Brief
Determine the number of lines that contain the word "image", then state that number and nothing more.

[Source data]
BEGIN

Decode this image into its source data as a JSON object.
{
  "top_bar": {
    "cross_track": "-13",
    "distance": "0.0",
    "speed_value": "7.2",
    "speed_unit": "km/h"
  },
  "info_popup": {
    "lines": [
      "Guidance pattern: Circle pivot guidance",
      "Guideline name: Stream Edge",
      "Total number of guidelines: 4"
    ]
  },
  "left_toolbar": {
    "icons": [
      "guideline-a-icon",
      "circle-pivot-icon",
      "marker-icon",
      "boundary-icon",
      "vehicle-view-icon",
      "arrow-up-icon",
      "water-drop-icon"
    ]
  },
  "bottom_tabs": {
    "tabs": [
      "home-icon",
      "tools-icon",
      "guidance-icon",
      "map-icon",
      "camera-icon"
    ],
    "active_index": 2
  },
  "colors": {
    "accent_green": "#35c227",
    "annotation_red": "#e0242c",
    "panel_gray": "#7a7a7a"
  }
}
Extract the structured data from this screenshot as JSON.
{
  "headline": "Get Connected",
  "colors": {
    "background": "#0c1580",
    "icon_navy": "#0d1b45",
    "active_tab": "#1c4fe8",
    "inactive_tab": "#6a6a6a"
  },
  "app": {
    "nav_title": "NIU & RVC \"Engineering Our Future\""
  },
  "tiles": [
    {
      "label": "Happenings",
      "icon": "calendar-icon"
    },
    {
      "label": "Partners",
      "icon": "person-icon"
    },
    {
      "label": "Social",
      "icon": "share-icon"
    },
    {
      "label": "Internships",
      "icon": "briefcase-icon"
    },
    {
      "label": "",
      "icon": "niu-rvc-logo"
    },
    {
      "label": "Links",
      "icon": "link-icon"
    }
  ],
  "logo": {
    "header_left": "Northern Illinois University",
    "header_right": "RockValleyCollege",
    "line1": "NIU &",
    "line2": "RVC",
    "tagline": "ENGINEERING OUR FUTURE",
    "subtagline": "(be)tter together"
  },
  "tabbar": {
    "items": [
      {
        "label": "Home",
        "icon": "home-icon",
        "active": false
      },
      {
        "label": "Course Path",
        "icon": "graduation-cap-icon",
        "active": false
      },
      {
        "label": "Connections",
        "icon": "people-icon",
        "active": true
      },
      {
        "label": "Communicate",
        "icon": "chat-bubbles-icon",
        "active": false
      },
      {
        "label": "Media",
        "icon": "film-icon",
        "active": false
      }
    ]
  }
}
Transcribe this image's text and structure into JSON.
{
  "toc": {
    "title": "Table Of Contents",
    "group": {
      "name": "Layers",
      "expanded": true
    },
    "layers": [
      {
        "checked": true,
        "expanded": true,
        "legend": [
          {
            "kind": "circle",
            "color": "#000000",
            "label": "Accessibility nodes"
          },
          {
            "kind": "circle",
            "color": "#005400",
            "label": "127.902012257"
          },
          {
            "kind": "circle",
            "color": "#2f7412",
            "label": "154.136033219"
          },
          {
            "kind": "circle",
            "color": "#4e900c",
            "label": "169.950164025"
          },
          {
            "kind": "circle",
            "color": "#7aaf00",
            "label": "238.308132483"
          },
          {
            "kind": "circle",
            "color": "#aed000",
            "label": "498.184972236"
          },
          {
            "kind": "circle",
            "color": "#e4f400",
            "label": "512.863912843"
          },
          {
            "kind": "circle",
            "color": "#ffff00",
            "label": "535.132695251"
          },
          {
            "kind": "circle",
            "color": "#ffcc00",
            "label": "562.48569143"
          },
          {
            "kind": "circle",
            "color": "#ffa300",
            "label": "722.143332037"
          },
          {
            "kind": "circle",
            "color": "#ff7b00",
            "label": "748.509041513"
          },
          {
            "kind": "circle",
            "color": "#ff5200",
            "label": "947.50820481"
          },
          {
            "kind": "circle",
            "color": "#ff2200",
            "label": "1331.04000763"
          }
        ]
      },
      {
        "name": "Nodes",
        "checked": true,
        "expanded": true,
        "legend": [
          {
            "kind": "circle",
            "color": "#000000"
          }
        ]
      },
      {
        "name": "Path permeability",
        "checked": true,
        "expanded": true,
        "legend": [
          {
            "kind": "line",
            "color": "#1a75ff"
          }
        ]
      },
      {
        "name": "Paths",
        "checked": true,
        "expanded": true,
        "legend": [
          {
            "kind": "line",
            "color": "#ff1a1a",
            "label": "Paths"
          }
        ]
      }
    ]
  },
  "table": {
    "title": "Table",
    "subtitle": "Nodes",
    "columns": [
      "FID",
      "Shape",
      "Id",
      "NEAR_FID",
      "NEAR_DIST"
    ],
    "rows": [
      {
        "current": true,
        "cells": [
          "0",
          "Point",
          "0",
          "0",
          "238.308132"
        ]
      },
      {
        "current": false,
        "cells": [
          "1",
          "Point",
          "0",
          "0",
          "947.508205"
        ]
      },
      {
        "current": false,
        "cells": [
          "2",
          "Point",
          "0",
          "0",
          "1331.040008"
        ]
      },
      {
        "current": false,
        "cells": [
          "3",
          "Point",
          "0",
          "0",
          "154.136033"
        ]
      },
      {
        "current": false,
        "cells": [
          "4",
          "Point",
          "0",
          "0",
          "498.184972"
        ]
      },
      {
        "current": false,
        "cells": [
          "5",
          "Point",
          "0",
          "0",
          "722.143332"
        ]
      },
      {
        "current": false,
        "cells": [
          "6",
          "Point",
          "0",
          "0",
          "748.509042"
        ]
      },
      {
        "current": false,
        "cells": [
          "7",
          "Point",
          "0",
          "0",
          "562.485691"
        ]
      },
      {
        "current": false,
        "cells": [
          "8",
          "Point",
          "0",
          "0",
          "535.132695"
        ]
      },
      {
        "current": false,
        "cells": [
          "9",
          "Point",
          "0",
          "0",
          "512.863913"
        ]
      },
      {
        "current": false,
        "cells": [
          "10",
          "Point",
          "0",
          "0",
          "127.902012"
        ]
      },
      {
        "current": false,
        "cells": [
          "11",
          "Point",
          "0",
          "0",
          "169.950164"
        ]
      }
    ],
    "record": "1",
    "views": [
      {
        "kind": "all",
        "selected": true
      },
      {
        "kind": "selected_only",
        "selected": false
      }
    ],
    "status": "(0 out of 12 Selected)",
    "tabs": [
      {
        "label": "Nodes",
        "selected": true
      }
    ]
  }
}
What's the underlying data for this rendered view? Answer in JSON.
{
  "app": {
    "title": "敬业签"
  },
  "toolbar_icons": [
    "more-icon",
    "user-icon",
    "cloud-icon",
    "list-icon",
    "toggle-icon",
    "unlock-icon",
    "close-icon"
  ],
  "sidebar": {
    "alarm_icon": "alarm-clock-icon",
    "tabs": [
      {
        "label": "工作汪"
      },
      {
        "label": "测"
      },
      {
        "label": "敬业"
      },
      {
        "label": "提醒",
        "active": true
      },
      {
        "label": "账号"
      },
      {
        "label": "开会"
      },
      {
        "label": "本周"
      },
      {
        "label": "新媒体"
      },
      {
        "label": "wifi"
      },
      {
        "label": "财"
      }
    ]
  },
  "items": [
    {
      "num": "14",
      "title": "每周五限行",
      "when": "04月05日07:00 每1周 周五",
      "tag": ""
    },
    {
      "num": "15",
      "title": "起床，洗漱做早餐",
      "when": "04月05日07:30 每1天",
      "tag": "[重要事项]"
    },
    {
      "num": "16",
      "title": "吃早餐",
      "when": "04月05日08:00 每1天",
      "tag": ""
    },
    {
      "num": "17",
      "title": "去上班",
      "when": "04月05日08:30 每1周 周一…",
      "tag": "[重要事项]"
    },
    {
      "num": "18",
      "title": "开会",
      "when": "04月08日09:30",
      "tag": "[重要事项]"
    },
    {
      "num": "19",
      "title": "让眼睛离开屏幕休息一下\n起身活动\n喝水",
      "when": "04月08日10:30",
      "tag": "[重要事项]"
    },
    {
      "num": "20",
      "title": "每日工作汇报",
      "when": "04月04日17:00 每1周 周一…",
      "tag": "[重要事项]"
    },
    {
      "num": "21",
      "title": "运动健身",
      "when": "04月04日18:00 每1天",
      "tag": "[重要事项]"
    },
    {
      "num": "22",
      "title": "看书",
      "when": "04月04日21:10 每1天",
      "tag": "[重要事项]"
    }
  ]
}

END

Solution to the problem
2